Start of GIVEN DATA
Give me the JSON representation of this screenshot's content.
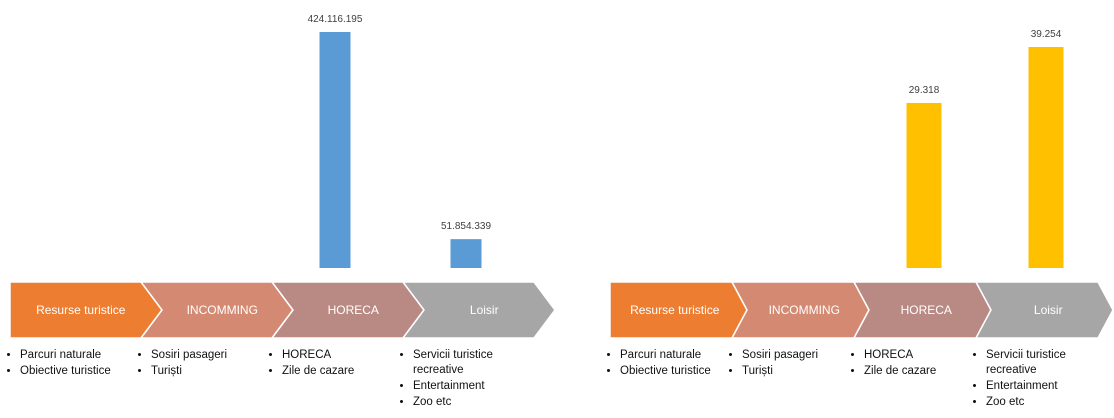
{
  "chart_data": [
    {
      "type": "bar",
      "categories": [
        "Resurse turistice",
        "INCOMMING",
        "HORECA",
        "Loisir"
      ],
      "category_colors": [
        "#ed7d31",
        "#d48a72",
        "#b98a83",
        "#a6a6a6"
      ],
      "values": [
        null,
        null,
        424116195,
        51854339
      ],
      "value_labels": [
        null,
        null,
        "424.116.195",
        "51.854.339"
      ],
      "color": "#5b9bd5",
      "bullets": [
        [
          "Parcuri naturale",
          "Obiective turistice"
        ],
        [
          "Sosiri pasageri",
          "Turiști"
        ],
        [
          "HORECA",
          "Zile de cazare"
        ],
        [
          "Servicii turistice recreative",
          "Entertainment",
          "Zoo etc"
        ]
      ]
    },
    {
      "type": "bar",
      "categories": [
        "Resurse turistice",
        "INCOMMING",
        "HORECA",
        "Loisir"
      ],
      "category_colors": [
        "#ed7d31",
        "#d48a72",
        "#b98a83",
        "#a6a6a6"
      ],
      "values": [
        null,
        null,
        29318,
        39254
      ],
      "value_labels": [
        null,
        null,
        "29.318",
        "39.254"
      ],
      "color": "#ffc000",
      "bullets": [
        [
          "Parcuri naturale",
          "Obiective turistice"
        ],
        [
          "Sosiri pasageri",
          "Turiști"
        ],
        [
          "HORECA",
          "Zile de cazare"
        ],
        [
          "Servicii turistice recreative",
          "Entertainment",
          "Zoo etc"
        ]
      ]
    }
  ]
}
End of GIVEN DATA
> GOAL OF THE EXERCISE
In this exercise, set down all of the data exactly, without the pictures.

> WRITTEN SOLUTION
Give me the JSON representation of this screenshot's content.
{
  "chart_data": [
    {
      "type": "bar",
      "categories": [
        "Resurse turistice",
        "INCOMMING",
        "HORECA",
        "Loisir"
      ],
      "category_colors": [
        "#ed7d31",
        "#d48a72",
        "#b98a83",
        "#a6a6a6"
      ],
      "values": [
        null,
        null,
        424116195,
        51854339
      ],
      "value_labels": [
        null,
        null,
        "424.116.195",
        "51.854.339"
      ],
      "color": "#5b9bd5",
      "bullets": [
        [
          "Parcuri naturale",
          "Obiective turistice"
        ],
        [
          "Sosiri pasageri",
          "Turiști"
        ],
        [
          "HORECA",
          "Zile de cazare"
        ],
        [
          "Servicii turistice recreative",
          "Entertainment",
          "Zoo etc"
        ]
      ]
    },
    {
      "type": "bar",
      "categories": [
        "Resurse turistice",
        "INCOMMING",
        "HORECA",
        "Loisir"
      ],
      "category_colors": [
        "#ed7d31",
        "#d48a72",
        "#b98a83",
        "#a6a6a6"
      ],
      "values": [
        null,
        null,
        29318,
        39254
      ],
      "value_labels": [
        null,
        null,
        "29.318",
        "39.254"
      ],
      "color": "#ffc000",
      "bullets": [
        [
          "Parcuri naturale",
          "Obiective turistice"
        ],
        [
          "Sosiri pasageri",
          "Turiști"
        ],
        [
          "HORECA",
          "Zile de cazare"
        ],
        [
          "Servicii turistice recreative",
          "Entertainment",
          "Zoo etc"
        ]
      ]
    }
  ]
}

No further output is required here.